What is required
Copy out all of the material exactly as presented.
# START OF Data
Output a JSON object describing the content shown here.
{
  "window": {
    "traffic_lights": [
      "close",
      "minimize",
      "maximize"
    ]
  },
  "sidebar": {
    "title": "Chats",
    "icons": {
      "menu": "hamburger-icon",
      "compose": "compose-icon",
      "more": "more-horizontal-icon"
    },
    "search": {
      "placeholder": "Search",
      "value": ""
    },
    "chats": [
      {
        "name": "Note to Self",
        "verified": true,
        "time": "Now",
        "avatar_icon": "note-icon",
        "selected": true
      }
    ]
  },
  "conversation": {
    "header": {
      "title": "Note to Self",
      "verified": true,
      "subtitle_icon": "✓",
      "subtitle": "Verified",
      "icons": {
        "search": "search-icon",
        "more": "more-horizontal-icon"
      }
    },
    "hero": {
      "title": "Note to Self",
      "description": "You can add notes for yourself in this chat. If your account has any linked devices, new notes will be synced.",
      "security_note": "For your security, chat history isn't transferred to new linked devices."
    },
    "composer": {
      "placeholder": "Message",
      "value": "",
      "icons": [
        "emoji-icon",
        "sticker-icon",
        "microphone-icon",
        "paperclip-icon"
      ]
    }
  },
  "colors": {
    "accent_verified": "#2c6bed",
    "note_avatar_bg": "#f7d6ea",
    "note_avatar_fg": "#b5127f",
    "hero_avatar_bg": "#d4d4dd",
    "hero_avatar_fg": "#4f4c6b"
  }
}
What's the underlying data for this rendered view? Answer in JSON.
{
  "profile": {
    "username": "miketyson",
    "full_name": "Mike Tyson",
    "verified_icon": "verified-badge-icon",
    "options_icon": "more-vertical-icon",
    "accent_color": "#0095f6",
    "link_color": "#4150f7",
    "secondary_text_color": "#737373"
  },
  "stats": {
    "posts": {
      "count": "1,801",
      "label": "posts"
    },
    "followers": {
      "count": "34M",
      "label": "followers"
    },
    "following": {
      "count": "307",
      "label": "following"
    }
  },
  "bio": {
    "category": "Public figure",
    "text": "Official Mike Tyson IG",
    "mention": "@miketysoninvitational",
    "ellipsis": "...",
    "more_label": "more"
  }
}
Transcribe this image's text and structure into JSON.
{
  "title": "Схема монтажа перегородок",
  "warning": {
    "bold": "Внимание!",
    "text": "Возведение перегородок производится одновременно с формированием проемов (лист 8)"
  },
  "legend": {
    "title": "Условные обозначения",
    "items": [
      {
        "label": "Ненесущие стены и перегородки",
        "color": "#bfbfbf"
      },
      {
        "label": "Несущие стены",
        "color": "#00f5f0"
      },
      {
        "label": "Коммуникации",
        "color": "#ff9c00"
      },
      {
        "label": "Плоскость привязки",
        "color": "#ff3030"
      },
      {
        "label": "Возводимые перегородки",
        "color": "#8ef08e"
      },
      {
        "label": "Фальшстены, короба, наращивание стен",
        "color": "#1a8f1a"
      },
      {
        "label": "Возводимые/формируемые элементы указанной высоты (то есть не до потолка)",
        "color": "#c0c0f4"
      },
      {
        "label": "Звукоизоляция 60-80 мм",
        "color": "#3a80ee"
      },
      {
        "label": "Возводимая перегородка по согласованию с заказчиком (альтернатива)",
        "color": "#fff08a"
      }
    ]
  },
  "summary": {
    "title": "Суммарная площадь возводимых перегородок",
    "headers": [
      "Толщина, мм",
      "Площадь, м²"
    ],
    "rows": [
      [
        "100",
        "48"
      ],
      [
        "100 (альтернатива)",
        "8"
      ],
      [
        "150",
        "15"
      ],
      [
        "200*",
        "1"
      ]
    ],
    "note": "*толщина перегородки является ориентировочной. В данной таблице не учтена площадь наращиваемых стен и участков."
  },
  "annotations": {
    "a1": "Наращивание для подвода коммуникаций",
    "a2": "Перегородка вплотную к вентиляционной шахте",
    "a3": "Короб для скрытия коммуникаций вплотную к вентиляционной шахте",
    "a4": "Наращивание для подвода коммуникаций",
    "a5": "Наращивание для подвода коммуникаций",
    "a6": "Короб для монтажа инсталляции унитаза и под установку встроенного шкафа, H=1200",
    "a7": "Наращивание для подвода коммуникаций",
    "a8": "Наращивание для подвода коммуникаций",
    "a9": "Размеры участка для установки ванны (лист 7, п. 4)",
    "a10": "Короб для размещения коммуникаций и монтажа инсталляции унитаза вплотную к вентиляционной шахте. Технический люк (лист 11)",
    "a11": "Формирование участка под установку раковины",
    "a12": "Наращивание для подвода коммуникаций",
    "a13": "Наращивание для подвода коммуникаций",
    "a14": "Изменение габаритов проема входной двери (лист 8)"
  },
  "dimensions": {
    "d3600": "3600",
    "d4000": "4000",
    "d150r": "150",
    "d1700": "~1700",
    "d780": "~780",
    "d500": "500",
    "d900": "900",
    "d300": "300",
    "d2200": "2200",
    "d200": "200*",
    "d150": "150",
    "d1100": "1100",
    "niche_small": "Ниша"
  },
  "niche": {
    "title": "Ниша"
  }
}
# END OF Data
Solved exercise
Output a JSON object describing the content shown here.
{
  "window": {
    "traffic_lights": [
      "close",
      "minimize",
      "maximize"
    ]
  },
  "sidebar": {
    "title": "Chats",
    "icons": {
      "menu": "hamburger-icon",
      "compose": "compose-icon",
      "more": "more-horizontal-icon"
    },
    "search": {
      "placeholder": "Search",
      "value": ""
    },
    "chats": [
      {
        "name": "Note to Self",
        "verified": true,
        "time": "Now",
        "avatar_icon": "note-icon",
        "selected": true
      }
    ]
  },
  "conversation": {
    "header": {
      "title": "Note to Self",
      "verified": true,
      "subtitle_icon": "✓",
      "subtitle": "Verified",
      "icons": {
        "search": "search-icon",
        "more": "more-horizontal-icon"
      }
    },
    "hero": {
      "title": "Note to Self",
      "description": "You can add notes for yourself in this chat. If your account has any linked devices, new notes will be synced.",
      "security_note": "For your security, chat history isn't transferred to new linked devices."
    },
    "composer": {
      "placeholder": "Message",
      "value": "",
      "icons": [
        "emoji-icon",
        "sticker-icon",
        "microphone-icon",
        "paperclip-icon"
      ]
    }
  },
  "colors": {
    "accent_verified": "#2c6bed",
    "note_avatar_bg": "#f7d6ea",
    "note_avatar_fg": "#b5127f",
    "hero_avatar_bg": "#d4d4dd",
    "hero_avatar_fg": "#4f4c6b"
  }
}
What's the underlying data for this rendered view? Answer in JSON.
{
  "profile": {
    "username": "miketyson",
    "full_name": "Mike Tyson",
    "verified_icon": "verified-badge-icon",
    "options_icon": "more-vertical-icon",
    "accent_color": "#0095f6",
    "link_color": "#4150f7",
    "secondary_text_color": "#737373"
  },
  "stats": {
    "posts": {
      "count": "1,801",
      "label": "posts"
    },
    "followers": {
      "count": "34M",
      "label": "followers"
    },
    "following": {
      "count": "307",
      "label": "following"
    }
  },
  "bio": {
    "category": "Public figure",
    "text": "Official Mike Tyson IG",
    "mention": "@miketysoninvitational",
    "ellipsis": "...",
    "more_label": "more"
  }
}
Transcribe this image's text and structure into JSON.
{
  "title": "Схема монтажа перегородок",
  "warning": {
    "bold": "Внимание!",
    "text": "Возведение перегородок производится одновременно с формированием проемов (лист 8)"
  },
  "legend": {
    "title": "Условные обозначения",
    "items": [
      {
        "label": "Ненесущие стены и перегородки",
        "color": "#bfbfbf"
      },
      {
        "label": "Несущие стены",
        "color": "#00f5f0"
      },
      {
        "label": "Коммуникации",
        "color": "#ff9c00"
      },
      {
        "label": "Плоскость привязки",
        "color": "#ff3030"
      },
      {
        "label": "Возводимые перегородки",
        "color": "#8ef08e"
      },
      {
        "label": "Фальшстены, короба, наращивание стен",
        "color": "#1a8f1a"
      },
      {
        "label": "Возводимые/формируемые элементы указанной высоты (то есть не до потолка)",
        "color": "#c0c0f4"
      },
      {
        "label": "Звукоизоляция 60-80 мм",
        "color": "#3a80ee"
      },
      {
        "label": "Возводимая перегородка по согласованию с заказчиком (альтернатива)",
        "color": "#fff08a"
      }
    ]
  },
  "summary": {
    "title": "Суммарная площадь возводимых перегородок",
    "headers": [
      "Толщина, мм",
      "Площадь, м²"
    ],
    "rows": [
      [
        "100",
        "48"
      ],
      [
        "100 (альтернатива)",
        "8"
      ],
      [
        "150",
        "15"
      ],
      [
        "200*",
        "1"
      ]
    ],
    "note": "*толщина перегородки является ориентировочной. В данной таблице не учтена площадь наращиваемых стен и участков."
  },
  "annotations": {
    "a1": "Наращивание для подвода коммуникаций",
    "a2": "Перегородка вплотную к вентиляционной шахте",
    "a3": "Короб для скрытия коммуникаций вплотную к вентиляционной шахте",
    "a4": "Наращивание для подвода коммуникаций",
    "a5": "Наращивание для подвода коммуникаций",
    "a6": "Короб для монтажа инсталляции унитаза и под установку встроенного шкафа, H=1200",
    "a7": "Наращивание для подвода коммуникаций",
    "a8": "Наращивание для подвода коммуникаций",
    "a9": "Размеры участка для установки ванны (лист 7, п. 4)",
    "a10": "Короб для размещения коммуникаций и монтажа инсталляции унитаза вплотную к вентиляционной шахте. Технический люк (лист 11)",
    "a11": "Формирование участка под установку раковины",
    "a12": "Наращивание для подвода коммуникаций",
    "a13": "Наращивание для подвода коммуникаций",
    "a14": "Изменение габаритов проема входной двери (лист 8)"
  },
  "dimensions": {
    "d3600": "3600",
    "d4000": "4000",
    "d150r": "150",
    "d1700": "~1700",
    "d780": "~780",
    "d500": "500",
    "d900": "900",
    "d300": "300",
    "d2200": "2200",
    "d200": "200*",
    "d150": "150",
    "d1100": "1100",
    "niche_small": "Ниша"
  },
  "niche": {
    "title": "Ниша"
  }
}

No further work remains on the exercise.